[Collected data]
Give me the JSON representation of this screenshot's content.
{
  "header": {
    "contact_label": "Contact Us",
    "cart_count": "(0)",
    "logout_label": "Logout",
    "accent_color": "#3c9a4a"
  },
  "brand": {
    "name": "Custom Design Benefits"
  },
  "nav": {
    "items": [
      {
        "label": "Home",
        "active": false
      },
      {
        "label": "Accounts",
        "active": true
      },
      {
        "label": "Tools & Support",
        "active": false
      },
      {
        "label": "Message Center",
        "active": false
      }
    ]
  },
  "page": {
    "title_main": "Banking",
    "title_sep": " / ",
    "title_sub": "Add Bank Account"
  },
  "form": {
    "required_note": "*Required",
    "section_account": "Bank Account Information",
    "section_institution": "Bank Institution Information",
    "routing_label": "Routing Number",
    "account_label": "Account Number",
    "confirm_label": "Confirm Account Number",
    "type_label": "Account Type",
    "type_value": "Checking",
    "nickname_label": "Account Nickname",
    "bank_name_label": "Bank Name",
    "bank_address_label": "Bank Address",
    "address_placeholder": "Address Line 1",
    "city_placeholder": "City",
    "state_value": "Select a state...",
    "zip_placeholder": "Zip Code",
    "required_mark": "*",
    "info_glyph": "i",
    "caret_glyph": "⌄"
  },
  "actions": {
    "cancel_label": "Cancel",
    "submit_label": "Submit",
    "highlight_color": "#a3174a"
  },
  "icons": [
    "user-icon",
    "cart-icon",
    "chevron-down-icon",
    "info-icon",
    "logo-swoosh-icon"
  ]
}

**Prompt**
Give back all the records exactly as they stand.

**Result of this exercise**
Give me the JSON representation of this screenshot's content.
{
  "header": {
    "contact_label": "Contact Us",
    "cart_count": "(0)",
    "logout_label": "Logout",
    "accent_color": "#3c9a4a"
  },
  "brand": {
    "name": "Custom Design Benefits"
  },
  "nav": {
    "items": [
      {
        "label": "Home",
        "active": false
      },
      {
        "label": "Accounts",
        "active": true
      },
      {
        "label": "Tools & Support",
        "active": false
      },
      {
        "label": "Message Center",
        "active": false
      }
    ]
  },
  "page": {
    "title_main": "Banking",
    "title_sep": " / ",
    "title_sub": "Add Bank Account"
  },
  "form": {
    "required_note": "*Required",
    "section_account": "Bank Account Information",
    "section_institution": "Bank Institution Information",
    "routing_label": "Routing Number",
    "account_label": "Account Number",
    "confirm_label": "Confirm Account Number",
    "type_label": "Account Type",
    "type_value": "Checking",
    "nickname_label": "Account Nickname",
    "bank_name_label": "Bank Name",
    "bank_address_label": "Bank Address",
    "address_placeholder": "Address Line 1",
    "city_placeholder": "City",
    "state_value": "Select a state...",
    "zip_placeholder": "Zip Code",
    "required_mark": "*",
    "info_glyph": "i",
    "caret_glyph": "⌄"
  },
  "actions": {
    "cancel_label": "Cancel",
    "submit_label": "Submit",
    "highlight_color": "#a3174a"
  },
  "icons": [
    "user-icon",
    "cart-icon",
    "chevron-down-icon",
    "info-icon",
    "logo-swoosh-icon"
  ]
}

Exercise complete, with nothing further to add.